> [Set problem]
Only the lines holding the string "name" are needed. Copy each one.

> [Data items]
****

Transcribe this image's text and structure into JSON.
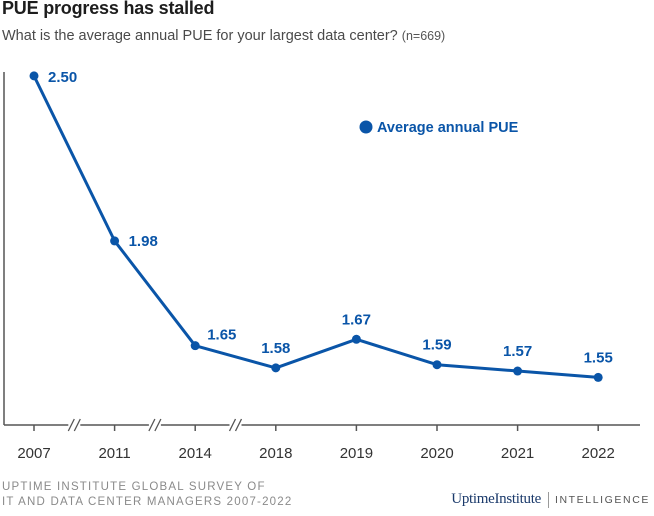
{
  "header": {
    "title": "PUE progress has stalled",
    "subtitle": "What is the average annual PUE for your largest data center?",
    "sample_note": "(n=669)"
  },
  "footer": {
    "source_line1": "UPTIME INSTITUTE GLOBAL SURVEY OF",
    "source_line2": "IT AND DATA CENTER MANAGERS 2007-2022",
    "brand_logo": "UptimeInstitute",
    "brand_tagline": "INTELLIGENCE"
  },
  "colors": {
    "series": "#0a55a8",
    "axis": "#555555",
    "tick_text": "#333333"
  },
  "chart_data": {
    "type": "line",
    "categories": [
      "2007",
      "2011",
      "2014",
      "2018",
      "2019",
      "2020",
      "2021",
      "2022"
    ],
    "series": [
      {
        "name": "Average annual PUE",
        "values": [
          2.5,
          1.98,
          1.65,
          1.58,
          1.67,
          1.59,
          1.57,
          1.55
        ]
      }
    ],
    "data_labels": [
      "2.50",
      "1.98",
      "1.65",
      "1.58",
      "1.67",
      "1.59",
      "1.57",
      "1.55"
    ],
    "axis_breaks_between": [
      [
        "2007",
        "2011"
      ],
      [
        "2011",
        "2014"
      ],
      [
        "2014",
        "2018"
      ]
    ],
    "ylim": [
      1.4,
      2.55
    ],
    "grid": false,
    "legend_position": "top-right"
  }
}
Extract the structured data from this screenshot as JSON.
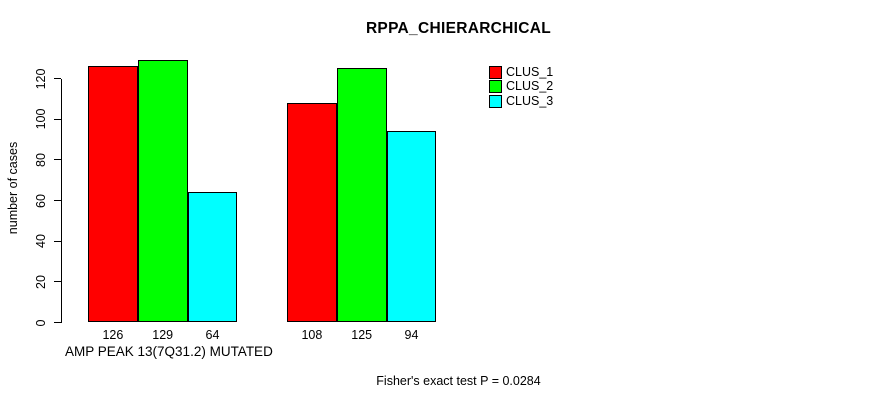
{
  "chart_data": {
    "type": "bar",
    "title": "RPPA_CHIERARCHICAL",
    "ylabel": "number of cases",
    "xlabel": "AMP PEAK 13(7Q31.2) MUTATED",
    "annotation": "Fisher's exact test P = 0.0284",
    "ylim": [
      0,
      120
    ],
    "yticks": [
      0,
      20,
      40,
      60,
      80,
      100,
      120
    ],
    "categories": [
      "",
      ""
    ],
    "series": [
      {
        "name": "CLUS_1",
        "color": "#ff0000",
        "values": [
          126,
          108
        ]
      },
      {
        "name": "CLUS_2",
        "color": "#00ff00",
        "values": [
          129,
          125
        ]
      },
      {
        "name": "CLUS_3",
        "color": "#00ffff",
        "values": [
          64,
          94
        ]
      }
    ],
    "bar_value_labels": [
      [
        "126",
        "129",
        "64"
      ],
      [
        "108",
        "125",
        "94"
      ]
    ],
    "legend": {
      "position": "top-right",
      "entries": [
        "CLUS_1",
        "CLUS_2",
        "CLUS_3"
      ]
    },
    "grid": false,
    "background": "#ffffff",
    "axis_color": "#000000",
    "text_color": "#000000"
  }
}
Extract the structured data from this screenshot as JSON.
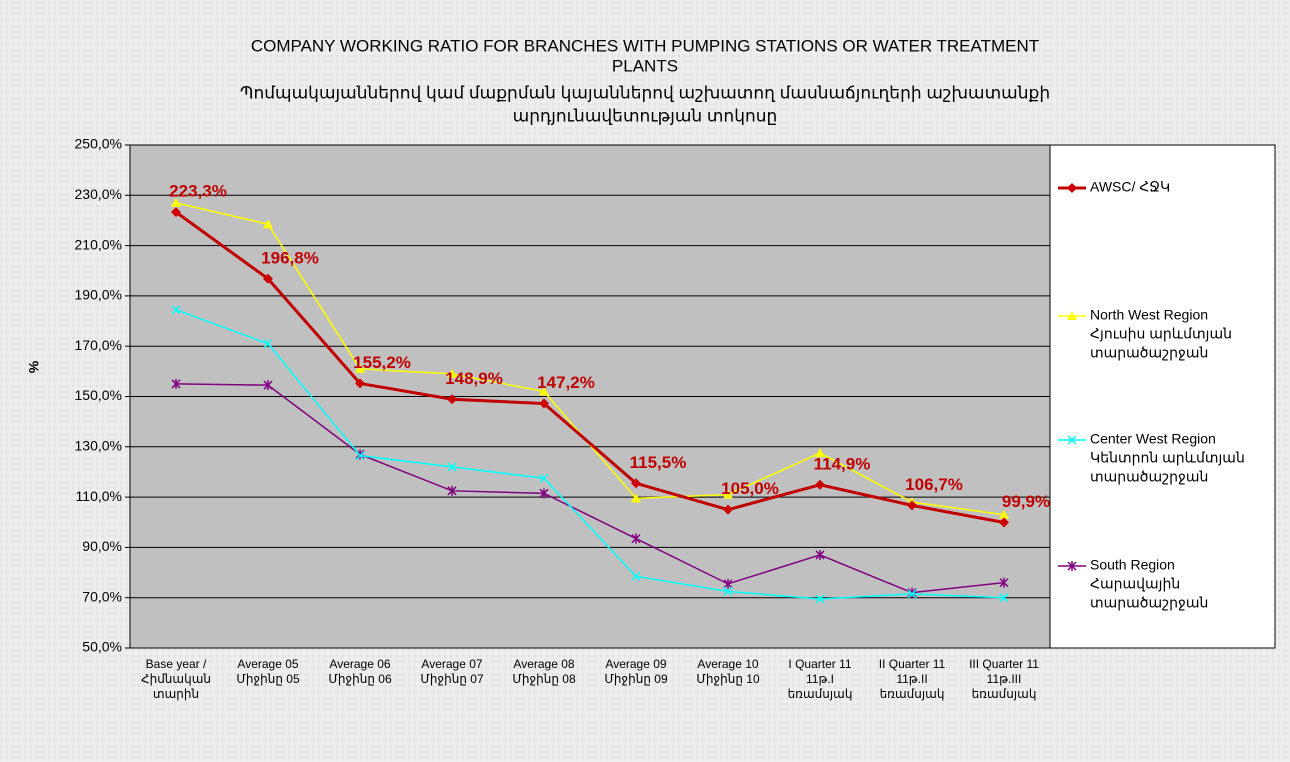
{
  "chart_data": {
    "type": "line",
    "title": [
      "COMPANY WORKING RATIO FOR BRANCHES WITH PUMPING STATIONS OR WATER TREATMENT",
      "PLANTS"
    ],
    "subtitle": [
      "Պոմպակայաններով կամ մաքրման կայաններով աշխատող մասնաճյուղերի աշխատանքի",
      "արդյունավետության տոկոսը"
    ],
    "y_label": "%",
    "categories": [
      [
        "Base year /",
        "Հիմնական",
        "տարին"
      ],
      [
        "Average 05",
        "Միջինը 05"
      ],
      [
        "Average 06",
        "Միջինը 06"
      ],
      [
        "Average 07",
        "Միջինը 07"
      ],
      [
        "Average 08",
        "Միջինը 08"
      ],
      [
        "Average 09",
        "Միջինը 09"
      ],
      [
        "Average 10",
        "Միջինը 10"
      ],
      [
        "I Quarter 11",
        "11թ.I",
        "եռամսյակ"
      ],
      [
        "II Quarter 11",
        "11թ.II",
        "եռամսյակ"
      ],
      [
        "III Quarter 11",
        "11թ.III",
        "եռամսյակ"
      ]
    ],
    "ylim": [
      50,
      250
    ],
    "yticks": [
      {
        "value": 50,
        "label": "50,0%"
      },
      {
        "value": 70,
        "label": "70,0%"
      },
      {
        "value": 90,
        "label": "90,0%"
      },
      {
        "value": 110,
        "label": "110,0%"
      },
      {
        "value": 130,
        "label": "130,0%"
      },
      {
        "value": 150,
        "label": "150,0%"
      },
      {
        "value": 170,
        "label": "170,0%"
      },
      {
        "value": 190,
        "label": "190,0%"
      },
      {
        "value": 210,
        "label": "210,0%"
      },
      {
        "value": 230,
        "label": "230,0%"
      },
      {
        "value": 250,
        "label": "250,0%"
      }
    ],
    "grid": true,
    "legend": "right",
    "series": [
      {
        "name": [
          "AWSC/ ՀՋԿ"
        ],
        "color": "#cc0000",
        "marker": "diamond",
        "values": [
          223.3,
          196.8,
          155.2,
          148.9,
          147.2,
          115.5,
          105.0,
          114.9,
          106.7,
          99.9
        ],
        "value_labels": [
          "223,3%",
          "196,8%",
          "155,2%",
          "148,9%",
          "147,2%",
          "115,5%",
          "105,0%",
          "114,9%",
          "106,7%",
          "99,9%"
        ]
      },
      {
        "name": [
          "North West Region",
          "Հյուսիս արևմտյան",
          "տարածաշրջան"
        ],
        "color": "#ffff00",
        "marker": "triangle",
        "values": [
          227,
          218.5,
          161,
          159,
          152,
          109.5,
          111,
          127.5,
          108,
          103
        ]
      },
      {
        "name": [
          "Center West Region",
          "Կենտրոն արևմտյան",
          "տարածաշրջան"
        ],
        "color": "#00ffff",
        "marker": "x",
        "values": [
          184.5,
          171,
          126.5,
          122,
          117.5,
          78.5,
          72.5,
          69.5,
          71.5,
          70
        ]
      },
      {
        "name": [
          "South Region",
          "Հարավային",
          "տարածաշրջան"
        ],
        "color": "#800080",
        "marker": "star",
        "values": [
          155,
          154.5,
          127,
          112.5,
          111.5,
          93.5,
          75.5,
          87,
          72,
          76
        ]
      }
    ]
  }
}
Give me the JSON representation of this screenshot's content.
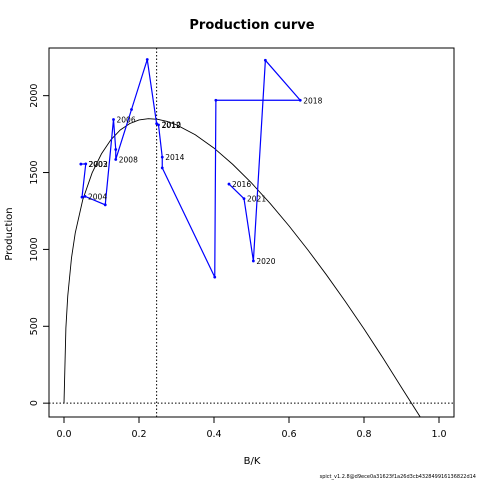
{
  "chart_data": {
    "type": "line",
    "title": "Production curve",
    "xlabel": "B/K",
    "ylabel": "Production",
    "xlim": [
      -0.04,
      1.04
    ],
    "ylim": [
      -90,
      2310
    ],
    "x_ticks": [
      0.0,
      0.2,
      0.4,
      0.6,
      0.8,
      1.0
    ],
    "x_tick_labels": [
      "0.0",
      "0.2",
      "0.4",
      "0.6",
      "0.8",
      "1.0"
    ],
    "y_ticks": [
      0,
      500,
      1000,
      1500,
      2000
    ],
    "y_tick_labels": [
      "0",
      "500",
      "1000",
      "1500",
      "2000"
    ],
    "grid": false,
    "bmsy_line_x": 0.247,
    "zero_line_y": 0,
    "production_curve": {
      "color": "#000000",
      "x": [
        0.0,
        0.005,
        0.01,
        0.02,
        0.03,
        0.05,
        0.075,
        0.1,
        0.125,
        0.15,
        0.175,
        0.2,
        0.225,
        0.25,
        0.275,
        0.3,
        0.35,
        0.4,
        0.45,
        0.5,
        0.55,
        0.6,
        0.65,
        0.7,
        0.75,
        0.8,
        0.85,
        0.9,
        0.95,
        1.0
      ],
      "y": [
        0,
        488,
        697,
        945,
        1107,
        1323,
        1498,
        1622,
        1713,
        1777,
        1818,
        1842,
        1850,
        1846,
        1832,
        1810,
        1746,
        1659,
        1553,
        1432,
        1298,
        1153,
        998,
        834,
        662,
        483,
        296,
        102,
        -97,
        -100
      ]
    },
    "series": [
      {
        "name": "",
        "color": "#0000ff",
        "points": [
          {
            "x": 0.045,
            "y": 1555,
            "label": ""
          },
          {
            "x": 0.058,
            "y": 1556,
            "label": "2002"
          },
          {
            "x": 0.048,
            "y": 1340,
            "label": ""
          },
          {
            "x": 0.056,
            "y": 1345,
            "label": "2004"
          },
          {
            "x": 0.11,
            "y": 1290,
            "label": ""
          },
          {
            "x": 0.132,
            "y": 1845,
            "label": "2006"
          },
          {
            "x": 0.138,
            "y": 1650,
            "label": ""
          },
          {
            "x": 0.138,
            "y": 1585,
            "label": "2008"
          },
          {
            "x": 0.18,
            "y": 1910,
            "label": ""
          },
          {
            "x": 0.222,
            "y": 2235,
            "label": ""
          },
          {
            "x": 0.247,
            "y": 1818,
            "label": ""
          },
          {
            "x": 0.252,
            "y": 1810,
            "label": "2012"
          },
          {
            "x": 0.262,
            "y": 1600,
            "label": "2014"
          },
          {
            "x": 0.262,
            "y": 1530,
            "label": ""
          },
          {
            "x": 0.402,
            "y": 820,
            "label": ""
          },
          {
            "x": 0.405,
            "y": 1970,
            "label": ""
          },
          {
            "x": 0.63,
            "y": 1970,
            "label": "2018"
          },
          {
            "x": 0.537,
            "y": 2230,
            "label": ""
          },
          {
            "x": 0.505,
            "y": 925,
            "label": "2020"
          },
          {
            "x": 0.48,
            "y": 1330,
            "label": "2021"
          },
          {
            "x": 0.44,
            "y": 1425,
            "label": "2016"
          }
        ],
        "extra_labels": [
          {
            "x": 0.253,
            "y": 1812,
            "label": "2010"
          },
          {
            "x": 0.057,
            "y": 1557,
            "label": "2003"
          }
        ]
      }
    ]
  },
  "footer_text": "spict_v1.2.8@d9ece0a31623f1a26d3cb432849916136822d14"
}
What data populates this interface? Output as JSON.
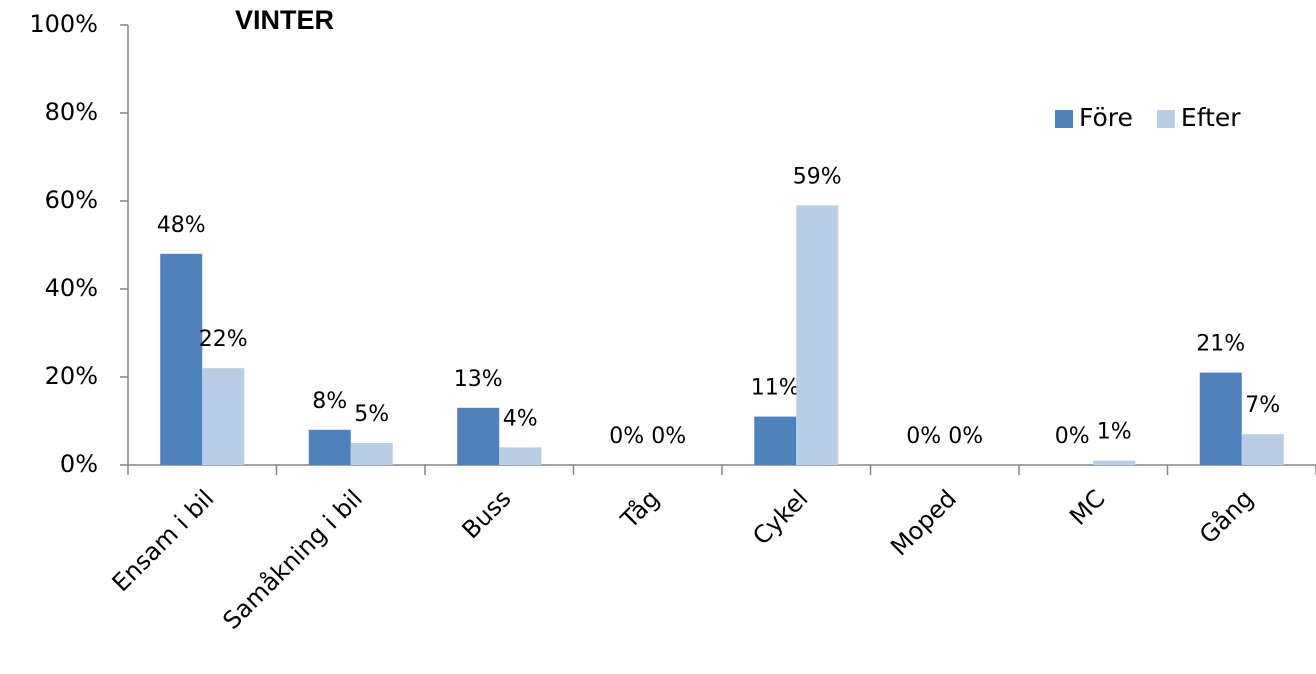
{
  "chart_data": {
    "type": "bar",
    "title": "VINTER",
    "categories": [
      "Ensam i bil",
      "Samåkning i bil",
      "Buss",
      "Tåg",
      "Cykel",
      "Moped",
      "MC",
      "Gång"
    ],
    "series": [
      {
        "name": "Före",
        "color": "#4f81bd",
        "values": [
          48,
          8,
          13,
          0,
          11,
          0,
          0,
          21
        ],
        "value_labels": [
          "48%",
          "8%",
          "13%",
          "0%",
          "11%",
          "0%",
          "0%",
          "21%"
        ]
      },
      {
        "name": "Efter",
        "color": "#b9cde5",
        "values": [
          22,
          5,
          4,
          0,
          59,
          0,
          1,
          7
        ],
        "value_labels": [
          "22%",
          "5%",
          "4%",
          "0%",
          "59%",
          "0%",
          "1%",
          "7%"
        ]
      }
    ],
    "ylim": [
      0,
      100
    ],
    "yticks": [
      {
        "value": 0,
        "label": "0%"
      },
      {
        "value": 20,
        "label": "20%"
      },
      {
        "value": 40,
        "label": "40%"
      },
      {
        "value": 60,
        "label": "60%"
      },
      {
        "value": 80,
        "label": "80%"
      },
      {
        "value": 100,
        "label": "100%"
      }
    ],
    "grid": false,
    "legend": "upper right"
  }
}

****

> [Exercise answer]
        "name": "Average annual PUE",
        "name": "CLUS_1",
        "name": "CLUS_2",
        "name": "CLUS_3",
        "name": [
        "name": [
        "name": [
        "name": [
        "name": "",
        "name": "Före",
        "name": "Efter",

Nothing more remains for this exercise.